##### ENTRIES SHOWN
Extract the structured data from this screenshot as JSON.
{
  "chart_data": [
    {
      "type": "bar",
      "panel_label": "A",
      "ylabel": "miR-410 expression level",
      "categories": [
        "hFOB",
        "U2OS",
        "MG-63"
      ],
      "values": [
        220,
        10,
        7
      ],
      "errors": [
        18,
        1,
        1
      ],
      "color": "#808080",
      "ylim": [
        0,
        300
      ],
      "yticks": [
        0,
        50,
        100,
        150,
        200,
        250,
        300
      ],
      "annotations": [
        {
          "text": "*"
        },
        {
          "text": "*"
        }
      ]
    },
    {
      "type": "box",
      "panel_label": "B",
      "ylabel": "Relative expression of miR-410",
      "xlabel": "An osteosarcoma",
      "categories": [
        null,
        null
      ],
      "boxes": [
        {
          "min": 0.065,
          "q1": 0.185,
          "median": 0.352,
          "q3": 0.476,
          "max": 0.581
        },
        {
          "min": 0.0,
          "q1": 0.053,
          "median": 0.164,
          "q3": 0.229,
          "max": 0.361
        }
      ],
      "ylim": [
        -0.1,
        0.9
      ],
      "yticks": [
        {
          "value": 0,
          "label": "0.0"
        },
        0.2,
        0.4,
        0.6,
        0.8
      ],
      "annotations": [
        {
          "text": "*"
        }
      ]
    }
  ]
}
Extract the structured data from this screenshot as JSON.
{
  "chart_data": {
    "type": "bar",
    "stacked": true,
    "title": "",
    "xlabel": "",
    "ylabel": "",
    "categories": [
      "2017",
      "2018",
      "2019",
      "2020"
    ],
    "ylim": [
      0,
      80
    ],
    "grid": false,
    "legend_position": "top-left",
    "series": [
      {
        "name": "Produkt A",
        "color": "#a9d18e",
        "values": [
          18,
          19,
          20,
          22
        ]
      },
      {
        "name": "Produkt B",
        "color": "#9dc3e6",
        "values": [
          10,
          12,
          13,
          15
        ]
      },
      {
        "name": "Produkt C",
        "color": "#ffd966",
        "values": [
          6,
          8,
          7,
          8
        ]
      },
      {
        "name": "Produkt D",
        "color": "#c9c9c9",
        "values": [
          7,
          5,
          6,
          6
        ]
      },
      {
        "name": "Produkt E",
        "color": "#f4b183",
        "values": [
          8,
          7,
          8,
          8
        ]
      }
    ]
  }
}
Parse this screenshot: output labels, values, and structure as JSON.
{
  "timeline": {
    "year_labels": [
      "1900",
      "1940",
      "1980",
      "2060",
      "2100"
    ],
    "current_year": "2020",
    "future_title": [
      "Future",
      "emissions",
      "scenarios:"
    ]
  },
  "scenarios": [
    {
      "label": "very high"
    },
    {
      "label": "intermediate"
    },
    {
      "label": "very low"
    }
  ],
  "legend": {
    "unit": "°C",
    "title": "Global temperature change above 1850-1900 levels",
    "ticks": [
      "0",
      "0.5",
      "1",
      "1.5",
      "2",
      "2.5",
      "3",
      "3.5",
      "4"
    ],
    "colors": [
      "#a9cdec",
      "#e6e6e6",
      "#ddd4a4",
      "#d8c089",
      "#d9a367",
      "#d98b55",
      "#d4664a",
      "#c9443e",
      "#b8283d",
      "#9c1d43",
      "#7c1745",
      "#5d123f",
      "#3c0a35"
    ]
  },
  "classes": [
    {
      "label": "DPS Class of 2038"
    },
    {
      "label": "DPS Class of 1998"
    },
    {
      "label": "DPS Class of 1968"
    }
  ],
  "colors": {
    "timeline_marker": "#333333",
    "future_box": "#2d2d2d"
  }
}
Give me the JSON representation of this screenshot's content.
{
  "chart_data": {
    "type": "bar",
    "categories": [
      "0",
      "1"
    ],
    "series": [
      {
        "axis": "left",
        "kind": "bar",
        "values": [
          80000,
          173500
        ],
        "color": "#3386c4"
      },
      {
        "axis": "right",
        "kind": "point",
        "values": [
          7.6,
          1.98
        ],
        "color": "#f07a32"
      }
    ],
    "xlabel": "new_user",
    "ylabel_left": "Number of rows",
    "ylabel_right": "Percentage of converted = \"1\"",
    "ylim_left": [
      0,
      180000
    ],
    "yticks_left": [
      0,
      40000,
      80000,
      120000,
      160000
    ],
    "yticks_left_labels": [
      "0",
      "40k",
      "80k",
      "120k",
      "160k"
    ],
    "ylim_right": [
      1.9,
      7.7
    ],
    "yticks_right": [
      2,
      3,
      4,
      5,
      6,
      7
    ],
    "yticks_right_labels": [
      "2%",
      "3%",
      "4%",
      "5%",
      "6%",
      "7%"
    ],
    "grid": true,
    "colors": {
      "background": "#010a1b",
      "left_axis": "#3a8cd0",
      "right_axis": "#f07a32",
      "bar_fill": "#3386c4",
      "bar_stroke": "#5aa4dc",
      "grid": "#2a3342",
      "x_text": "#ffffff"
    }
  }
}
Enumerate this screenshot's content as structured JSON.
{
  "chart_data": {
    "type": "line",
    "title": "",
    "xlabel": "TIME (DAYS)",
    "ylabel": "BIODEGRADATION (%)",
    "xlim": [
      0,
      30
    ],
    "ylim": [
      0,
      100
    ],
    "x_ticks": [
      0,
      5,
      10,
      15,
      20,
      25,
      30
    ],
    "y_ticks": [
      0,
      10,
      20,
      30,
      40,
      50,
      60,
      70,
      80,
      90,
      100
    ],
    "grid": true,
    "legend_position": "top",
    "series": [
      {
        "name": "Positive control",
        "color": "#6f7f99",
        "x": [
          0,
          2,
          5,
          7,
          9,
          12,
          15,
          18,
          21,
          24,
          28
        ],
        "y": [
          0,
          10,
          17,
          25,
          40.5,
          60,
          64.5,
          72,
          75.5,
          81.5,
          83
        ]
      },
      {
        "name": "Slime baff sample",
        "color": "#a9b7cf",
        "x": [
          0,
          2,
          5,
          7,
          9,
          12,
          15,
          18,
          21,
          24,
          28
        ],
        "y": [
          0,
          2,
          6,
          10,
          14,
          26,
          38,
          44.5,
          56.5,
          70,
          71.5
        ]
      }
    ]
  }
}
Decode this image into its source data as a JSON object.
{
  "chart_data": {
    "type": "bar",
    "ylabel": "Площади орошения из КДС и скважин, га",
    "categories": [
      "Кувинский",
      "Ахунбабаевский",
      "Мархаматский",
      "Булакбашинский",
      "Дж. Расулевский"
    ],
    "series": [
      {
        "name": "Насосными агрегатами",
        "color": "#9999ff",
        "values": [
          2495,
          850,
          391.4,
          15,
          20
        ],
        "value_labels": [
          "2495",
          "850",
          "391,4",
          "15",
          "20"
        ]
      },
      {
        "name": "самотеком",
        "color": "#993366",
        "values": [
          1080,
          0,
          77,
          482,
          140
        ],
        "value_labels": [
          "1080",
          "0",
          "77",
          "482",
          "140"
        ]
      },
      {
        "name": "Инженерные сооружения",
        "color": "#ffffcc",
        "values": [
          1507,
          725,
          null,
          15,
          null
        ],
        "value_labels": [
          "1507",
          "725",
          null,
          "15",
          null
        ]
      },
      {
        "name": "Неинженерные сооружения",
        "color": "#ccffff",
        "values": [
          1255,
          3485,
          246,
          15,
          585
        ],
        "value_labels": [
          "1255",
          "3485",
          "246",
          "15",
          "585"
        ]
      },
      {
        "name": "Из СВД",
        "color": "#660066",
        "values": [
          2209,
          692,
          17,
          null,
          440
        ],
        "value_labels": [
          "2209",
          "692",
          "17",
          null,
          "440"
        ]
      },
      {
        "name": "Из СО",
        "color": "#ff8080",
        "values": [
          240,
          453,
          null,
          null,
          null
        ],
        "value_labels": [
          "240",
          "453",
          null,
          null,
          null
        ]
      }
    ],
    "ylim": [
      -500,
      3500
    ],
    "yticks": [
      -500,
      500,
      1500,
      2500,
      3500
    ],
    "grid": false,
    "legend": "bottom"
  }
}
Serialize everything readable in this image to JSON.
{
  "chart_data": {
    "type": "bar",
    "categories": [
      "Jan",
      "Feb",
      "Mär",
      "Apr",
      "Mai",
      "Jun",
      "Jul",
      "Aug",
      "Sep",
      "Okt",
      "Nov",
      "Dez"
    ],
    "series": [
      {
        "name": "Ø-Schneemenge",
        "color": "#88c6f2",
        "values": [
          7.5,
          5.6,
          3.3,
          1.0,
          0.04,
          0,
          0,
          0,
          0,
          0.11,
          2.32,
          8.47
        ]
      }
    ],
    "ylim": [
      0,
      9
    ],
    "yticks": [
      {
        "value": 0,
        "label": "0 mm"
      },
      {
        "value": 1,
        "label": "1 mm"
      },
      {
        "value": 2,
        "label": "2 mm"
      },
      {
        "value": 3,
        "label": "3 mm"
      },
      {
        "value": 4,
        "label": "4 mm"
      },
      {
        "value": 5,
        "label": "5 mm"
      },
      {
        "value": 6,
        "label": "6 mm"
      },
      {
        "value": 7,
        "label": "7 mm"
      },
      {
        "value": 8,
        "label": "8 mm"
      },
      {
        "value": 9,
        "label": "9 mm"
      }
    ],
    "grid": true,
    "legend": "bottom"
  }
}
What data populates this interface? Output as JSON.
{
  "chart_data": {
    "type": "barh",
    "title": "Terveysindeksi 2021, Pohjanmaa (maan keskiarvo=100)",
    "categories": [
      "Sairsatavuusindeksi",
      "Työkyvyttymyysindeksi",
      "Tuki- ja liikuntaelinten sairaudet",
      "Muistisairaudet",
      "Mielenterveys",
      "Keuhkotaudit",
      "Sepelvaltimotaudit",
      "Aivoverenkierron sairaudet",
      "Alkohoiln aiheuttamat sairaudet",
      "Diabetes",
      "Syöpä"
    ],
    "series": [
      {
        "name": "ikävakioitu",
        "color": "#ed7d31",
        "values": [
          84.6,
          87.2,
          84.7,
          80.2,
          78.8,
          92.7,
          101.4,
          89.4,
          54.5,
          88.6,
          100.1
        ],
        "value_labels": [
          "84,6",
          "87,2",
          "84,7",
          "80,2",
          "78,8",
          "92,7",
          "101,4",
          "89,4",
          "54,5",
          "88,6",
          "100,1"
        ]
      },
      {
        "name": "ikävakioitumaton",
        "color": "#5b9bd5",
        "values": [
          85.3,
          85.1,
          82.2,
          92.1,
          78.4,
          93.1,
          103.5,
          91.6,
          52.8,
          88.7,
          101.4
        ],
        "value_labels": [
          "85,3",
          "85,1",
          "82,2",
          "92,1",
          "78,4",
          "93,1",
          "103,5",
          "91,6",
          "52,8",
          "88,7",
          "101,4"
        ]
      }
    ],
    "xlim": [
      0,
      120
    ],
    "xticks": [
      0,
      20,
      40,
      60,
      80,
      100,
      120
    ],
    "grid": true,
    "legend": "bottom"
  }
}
##########
[TASK PROMPT]
Reproduce, exactly and with nothing added, the lines from the one that includes "What data populates" through the last line of the material.

[EXERCISE SOLUTION]
What data populates this interface? Output as JSON.
{
  "chart_data": {
    "type": "barh",
    "title": "Terveysindeksi 2021, Pohjanmaa (maan keskiarvo=100)",
    "categories": [
      "Sairsatavuusindeksi",
      "Työkyvyttymyysindeksi",
      "Tuki- ja liikuntaelinten sairaudet",
      "Muistisairaudet",
      "Mielenterveys",
      "Keuhkotaudit",
      "Sepelvaltimotaudit",
      "Aivoverenkierron sairaudet",
      "Alkohoiln aiheuttamat sairaudet",
      "Diabetes",
      "Syöpä"
    ],
    "series": [
      {
        "name": "ikävakioitu",
        "color": "#ed7d31",
        "values": [
          84.6,
          87.2,
          84.7,
          80.2,
          78.8,
          92.7,
          101.4,
          89.4,
          54.5,
          88.6,
          100.1
        ],
        "value_labels": [
          "84,6",
          "87,2",
          "84,7",
          "80,2",
          "78,8",
          "92,7",
          "101,4",
          "89,4",
          "54,5",
          "88,6",
          "100,1"
        ]
      },
      {
        "name": "ikävakioitumaton",
        "color": "#5b9bd5",
        "values": [
          85.3,
          85.1,
          82.2,
          92.1,
          78.4,
          93.1,
          103.5,
          91.6,
          52.8,
          88.7,
          101.4
        ],
        "value_labels": [
          "85,3",
          "85,1",
          "82,2",
          "92,1",
          "78,4",
          "93,1",
          "103,5",
          "91,6",
          "52,8",
          "88,7",
          "101,4"
        ]
      }
    ],
    "xlim": [
      0,
      120
    ],
    "xticks": [
      0,
      20,
      40,
      60,
      80,
      100,
      120
    ],
    "grid": true,
    "legend": "bottom"
  }
}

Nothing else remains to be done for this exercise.